* WRITTEN REQUEST: Look through the lines of the material and count those containing "cycles". Give that count alone.

>> Start EXTRACTED INFORMATION

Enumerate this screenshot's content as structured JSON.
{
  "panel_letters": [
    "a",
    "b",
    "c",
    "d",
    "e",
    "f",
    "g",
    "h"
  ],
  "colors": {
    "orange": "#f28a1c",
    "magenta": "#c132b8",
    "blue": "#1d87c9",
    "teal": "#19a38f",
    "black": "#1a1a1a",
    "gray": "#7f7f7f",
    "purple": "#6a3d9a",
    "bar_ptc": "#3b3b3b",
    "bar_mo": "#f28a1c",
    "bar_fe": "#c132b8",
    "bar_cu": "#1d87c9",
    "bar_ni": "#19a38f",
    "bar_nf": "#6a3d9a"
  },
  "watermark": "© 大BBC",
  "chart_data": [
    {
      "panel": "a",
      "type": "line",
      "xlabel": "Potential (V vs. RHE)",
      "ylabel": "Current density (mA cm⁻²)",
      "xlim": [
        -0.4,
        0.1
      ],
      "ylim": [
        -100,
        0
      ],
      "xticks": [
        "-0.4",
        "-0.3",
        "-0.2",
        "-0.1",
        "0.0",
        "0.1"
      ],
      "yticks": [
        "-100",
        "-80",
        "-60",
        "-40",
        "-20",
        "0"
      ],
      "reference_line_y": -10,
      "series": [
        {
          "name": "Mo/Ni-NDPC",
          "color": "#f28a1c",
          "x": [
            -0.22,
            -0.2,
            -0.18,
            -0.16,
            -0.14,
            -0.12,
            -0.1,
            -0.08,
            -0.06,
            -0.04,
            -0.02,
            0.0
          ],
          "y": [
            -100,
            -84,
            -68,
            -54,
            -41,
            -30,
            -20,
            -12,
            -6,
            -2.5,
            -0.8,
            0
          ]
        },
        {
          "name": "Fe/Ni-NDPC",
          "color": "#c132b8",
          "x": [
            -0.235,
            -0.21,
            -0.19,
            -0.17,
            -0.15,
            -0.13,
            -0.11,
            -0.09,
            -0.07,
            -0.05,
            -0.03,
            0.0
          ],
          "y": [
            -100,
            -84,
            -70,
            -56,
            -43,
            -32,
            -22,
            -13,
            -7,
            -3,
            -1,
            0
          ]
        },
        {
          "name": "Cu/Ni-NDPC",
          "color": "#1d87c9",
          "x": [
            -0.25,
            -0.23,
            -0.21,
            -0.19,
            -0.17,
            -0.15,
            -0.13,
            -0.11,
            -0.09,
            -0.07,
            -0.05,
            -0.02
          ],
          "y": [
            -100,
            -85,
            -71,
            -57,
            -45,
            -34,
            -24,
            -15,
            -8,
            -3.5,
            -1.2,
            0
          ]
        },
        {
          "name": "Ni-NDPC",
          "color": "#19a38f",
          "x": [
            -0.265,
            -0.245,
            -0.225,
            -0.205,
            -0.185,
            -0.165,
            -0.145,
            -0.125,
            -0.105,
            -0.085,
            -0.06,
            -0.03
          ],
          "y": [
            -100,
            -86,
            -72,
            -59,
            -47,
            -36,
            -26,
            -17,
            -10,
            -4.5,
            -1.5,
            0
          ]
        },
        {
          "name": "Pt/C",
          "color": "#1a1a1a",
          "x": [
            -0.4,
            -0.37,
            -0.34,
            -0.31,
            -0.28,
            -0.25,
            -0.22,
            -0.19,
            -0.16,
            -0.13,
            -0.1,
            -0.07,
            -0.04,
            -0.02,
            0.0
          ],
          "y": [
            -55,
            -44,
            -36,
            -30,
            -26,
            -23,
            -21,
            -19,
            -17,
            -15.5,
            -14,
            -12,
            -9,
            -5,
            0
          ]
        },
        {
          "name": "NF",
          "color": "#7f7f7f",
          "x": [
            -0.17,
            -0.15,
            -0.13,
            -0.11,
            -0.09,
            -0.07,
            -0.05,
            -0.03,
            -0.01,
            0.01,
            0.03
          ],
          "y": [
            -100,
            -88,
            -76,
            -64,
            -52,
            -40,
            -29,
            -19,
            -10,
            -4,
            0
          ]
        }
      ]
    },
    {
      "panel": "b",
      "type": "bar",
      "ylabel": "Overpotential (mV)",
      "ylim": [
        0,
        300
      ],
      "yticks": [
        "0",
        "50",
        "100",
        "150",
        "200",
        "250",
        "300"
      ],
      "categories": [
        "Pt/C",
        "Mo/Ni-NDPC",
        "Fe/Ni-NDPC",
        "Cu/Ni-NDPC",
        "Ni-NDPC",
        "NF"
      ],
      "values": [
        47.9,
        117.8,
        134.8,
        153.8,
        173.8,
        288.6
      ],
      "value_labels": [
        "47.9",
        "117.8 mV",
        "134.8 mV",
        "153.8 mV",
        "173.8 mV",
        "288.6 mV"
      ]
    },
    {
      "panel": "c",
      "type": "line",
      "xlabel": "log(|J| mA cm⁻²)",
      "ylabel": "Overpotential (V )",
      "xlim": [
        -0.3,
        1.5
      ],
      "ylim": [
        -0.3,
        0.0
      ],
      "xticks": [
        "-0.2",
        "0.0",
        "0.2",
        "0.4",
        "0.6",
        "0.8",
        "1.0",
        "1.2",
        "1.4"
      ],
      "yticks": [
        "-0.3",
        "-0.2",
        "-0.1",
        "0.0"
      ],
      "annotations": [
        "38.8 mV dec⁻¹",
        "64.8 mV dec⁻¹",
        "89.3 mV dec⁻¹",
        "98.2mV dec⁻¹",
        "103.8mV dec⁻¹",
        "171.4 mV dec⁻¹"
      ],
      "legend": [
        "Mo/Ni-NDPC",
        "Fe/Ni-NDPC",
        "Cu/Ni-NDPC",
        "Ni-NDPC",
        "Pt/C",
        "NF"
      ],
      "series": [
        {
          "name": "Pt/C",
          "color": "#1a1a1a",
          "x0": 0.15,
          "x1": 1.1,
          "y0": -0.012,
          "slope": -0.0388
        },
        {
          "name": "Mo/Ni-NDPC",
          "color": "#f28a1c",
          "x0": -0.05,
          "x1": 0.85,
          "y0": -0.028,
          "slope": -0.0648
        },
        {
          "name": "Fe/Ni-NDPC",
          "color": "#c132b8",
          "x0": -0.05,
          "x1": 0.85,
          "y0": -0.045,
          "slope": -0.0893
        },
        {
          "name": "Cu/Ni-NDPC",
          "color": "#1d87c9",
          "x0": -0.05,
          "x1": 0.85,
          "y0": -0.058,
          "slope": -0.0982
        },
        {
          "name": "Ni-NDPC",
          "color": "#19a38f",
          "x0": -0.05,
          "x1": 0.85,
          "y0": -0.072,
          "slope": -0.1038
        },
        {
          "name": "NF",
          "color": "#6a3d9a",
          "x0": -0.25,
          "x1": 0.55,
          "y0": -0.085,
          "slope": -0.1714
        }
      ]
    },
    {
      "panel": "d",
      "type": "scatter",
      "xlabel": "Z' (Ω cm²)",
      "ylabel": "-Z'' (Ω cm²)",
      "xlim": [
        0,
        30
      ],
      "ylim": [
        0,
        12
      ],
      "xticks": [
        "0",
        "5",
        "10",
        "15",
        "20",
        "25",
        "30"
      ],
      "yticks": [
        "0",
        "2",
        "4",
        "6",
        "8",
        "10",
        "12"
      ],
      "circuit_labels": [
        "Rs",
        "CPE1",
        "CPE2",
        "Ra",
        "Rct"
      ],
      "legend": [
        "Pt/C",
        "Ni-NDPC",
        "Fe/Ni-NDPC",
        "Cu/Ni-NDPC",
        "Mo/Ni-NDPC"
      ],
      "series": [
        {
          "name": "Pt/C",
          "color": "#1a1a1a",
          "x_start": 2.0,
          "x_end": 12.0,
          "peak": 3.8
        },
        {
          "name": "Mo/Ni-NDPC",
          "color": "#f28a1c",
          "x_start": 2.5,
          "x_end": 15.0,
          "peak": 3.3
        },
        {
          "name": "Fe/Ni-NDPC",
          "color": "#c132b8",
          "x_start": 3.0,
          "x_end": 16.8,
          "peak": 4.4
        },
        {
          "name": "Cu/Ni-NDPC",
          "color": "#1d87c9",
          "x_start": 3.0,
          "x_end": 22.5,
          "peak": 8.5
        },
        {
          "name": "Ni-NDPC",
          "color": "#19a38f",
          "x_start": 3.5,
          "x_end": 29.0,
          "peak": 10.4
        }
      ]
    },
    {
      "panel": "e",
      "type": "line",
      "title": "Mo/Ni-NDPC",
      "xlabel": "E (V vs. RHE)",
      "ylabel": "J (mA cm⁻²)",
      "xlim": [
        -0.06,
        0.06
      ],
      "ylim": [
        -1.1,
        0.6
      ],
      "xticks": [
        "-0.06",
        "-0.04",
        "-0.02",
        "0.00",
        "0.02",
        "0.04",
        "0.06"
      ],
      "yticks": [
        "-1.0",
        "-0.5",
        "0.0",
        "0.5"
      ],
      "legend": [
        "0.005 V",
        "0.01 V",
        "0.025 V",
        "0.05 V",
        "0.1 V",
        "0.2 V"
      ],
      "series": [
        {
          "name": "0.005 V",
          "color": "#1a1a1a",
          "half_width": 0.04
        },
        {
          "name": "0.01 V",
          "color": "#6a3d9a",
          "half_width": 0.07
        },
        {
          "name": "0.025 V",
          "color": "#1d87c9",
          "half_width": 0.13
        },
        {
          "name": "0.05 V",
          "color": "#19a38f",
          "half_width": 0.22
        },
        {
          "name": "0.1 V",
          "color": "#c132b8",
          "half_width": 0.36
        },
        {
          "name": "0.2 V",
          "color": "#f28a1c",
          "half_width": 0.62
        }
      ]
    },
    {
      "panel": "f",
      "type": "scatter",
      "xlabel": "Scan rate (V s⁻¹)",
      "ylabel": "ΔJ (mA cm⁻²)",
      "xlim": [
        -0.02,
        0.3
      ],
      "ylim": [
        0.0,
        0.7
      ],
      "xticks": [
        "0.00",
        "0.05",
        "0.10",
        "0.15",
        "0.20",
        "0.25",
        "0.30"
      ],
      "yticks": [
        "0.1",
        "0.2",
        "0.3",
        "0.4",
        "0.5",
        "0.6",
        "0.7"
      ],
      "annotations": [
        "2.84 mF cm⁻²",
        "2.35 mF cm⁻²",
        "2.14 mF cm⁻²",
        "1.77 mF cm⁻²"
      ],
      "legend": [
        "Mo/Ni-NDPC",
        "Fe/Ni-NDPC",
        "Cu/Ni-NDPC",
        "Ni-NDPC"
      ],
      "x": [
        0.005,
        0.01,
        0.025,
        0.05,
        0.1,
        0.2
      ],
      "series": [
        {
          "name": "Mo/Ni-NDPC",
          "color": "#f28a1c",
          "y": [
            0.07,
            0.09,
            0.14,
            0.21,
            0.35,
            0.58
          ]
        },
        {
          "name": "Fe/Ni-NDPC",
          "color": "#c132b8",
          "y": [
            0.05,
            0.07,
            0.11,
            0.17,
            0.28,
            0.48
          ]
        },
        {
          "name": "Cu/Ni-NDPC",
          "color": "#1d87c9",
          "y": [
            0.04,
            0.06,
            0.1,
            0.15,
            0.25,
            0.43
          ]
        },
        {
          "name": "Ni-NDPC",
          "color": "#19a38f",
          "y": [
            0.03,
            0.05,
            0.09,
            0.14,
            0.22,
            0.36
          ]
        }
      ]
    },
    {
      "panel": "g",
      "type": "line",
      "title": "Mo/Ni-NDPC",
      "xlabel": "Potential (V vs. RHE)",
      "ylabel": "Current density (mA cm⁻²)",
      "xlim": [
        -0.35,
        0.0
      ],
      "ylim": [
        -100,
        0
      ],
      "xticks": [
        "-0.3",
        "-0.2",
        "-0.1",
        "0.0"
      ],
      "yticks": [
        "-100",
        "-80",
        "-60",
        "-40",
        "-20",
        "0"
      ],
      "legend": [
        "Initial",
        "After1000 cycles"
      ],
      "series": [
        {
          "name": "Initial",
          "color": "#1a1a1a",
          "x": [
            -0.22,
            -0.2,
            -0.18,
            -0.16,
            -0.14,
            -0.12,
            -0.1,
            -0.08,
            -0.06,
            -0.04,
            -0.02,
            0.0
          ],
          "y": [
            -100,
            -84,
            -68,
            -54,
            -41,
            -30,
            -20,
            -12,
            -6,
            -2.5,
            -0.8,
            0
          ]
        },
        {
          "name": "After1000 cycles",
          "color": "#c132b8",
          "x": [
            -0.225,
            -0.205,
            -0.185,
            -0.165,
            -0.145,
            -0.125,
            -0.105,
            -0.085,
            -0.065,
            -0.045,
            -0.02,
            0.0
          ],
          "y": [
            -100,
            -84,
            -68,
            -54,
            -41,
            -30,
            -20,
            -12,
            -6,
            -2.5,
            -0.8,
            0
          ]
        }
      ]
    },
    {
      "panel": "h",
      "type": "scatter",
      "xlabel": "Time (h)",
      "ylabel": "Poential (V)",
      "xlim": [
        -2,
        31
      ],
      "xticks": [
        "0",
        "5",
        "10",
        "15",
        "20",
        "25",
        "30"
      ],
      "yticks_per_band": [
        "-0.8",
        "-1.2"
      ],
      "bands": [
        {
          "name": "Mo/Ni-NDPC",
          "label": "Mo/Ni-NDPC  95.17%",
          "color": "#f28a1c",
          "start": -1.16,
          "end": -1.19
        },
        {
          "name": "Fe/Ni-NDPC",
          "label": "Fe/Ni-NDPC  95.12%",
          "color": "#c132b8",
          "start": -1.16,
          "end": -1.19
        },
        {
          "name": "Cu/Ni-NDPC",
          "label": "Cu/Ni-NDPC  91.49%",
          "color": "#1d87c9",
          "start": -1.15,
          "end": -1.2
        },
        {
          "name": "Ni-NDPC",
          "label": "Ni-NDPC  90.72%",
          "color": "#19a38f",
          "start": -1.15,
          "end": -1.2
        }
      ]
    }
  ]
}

>> End EXTRACTED INFORMATION

* THE ANSWER: 2